## What is being asked
Set down the data below without change, skipping the pictures it holds.

## Recorded data
-- Start --

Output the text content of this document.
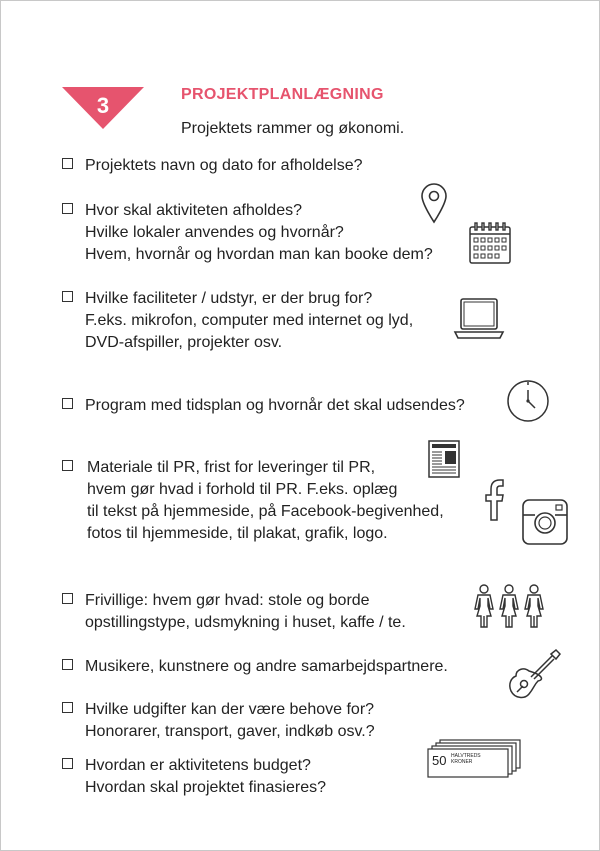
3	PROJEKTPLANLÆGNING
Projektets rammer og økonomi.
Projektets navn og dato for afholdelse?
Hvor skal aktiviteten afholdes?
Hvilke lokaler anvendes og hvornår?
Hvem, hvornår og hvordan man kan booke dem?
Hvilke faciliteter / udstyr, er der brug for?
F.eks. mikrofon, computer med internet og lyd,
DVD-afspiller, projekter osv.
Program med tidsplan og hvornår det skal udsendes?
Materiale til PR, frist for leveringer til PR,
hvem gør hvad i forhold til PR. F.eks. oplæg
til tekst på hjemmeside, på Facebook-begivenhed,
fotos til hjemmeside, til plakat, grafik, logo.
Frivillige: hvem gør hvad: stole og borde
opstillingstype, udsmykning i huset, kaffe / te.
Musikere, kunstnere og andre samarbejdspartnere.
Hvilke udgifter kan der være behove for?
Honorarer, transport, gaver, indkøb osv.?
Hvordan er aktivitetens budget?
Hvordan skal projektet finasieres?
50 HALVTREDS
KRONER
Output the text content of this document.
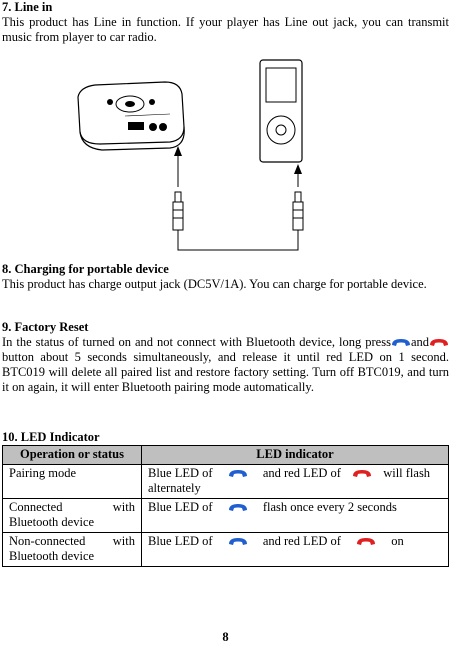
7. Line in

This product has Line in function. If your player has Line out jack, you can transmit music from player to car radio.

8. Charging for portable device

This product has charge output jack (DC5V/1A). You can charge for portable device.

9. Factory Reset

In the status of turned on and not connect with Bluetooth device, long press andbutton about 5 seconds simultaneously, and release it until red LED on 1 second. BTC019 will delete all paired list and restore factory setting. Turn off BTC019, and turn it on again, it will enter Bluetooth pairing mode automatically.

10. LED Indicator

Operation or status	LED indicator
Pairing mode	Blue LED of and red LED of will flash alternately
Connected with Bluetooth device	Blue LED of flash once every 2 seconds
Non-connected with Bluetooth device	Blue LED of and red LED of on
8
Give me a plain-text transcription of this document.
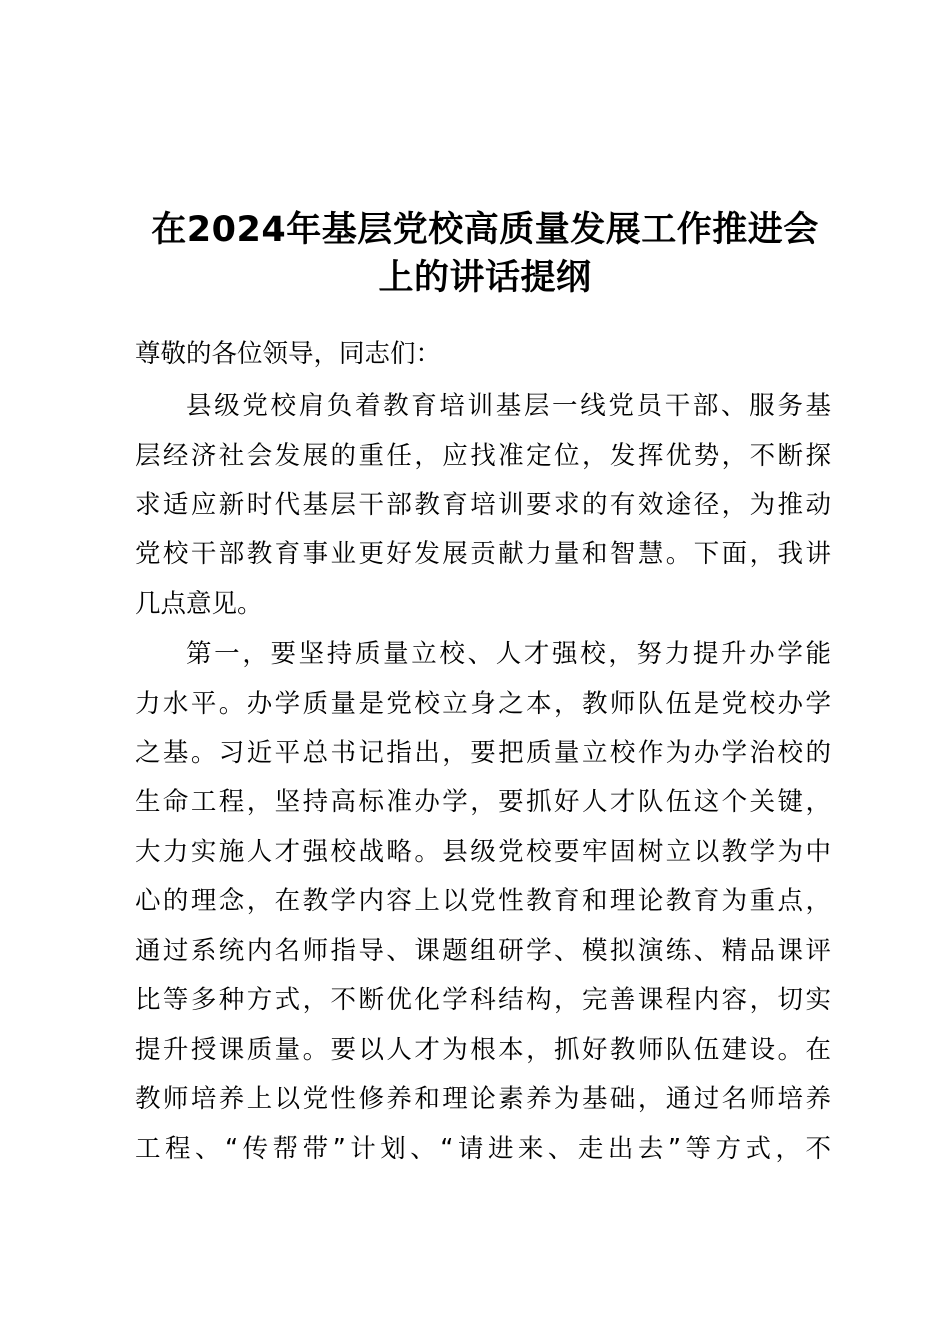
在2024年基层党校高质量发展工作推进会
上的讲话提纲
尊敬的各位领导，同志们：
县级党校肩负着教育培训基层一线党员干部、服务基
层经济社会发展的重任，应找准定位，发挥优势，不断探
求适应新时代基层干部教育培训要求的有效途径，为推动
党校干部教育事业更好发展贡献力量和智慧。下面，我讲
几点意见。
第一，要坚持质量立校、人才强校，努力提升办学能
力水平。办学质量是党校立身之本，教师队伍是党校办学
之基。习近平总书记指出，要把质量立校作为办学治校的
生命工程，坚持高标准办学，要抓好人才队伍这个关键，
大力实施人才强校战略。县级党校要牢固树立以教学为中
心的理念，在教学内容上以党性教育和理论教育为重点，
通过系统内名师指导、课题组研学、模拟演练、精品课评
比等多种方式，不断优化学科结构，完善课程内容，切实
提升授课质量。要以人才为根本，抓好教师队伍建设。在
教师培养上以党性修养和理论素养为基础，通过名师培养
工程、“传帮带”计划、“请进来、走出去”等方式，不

-- End --

## Result of the task
Output the text content of this document.
3	PROJEKTPLANLÆGNING
Projektets rammer og økonomi.
Projektets navn og dato for afholdelse?
Hvor skal aktiviteten afholdes?
Hvilke lokaler anvendes og hvornår?
Hvem, hvornår og hvordan man kan booke dem?
Hvilke faciliteter / udstyr, er der brug for?
F.eks. mikrofon, computer med internet og lyd,
DVD-afspiller, projekter osv.
Program med tidsplan og hvornår det skal udsendes?
Materiale til PR, frist for leveringer til PR,
hvem gør hvad i forhold til PR. F.eks. oplæg
til tekst på hjemmeside, på Facebook-begivenhed,
fotos til hjemmeside, til plakat, grafik, logo.
Frivillige: hvem gør hvad: stole og borde
opstillingstype, udsmykning i huset, kaffe / te.
Musikere, kunstnere og andre samarbejdspartnere.
Hvilke udgifter kan der være behove for?
Honorarer, transport, gaver, indkøb osv.?
Hvordan er aktivitetens budget?
Hvordan skal projektet finasieres?
50 HALVTREDS
KRONER
Output the text content of this document.
7. Line in

This product has Line in function. If your player has Line out jack, you can transmit music from player to car radio.

8. Charging for portable device

This product has charge output jack (DC5V/1A). You can charge for portable device.

9. Factory Reset

In the status of turned on and not connect with Bluetooth device, long press andbutton about 5 seconds simultaneously, and release it until red LED on 1 second. BTC019 will delete all paired list and restore factory setting. Turn off BTC019, and turn it on again, it will enter Bluetooth pairing mode automatically.

10. LED Indicator

Operation or status	LED indicator
Pairing mode	Blue LED of and red LED of will flash alternately
Connected with Bluetooth device	Blue LED of flash once every 2 seconds
Non-connected with Bluetooth device	Blue LED of and red LED of on
8
Give me a plain-text transcription of this document.
在2024年基层党校高质量发展工作推进会
上的讲话提纲
尊敬的各位领导，同志们：
县级党校肩负着教育培训基层一线党员干部、服务基
层经济社会发展的重任，应找准定位，发挥优势，不断探
求适应新时代基层干部教育培训要求的有效途径，为推动
党校干部教育事业更好发展贡献力量和智慧。下面，我讲
几点意见。
第一，要坚持质量立校、人才强校，努力提升办学能
力水平。办学质量是党校立身之本，教师队伍是党校办学
之基。习近平总书记指出，要把质量立校作为办学治校的
生命工程，坚持高标准办学，要抓好人才队伍这个关键，
大力实施人才强校战略。县级党校要牢固树立以教学为中
心的理念，在教学内容上以党性教育和理论教育为重点，
通过系统内名师指导、课题组研学、模拟演练、精品课评
比等多种方式，不断优化学科结构，完善课程内容，切实
提升授课质量。要以人才为根本，抓好教师队伍建设。在
教师培养上以党性修养和理论素养为基础，通过名师培养
工程、“传帮带”计划、“请进来、走出去”等方式，不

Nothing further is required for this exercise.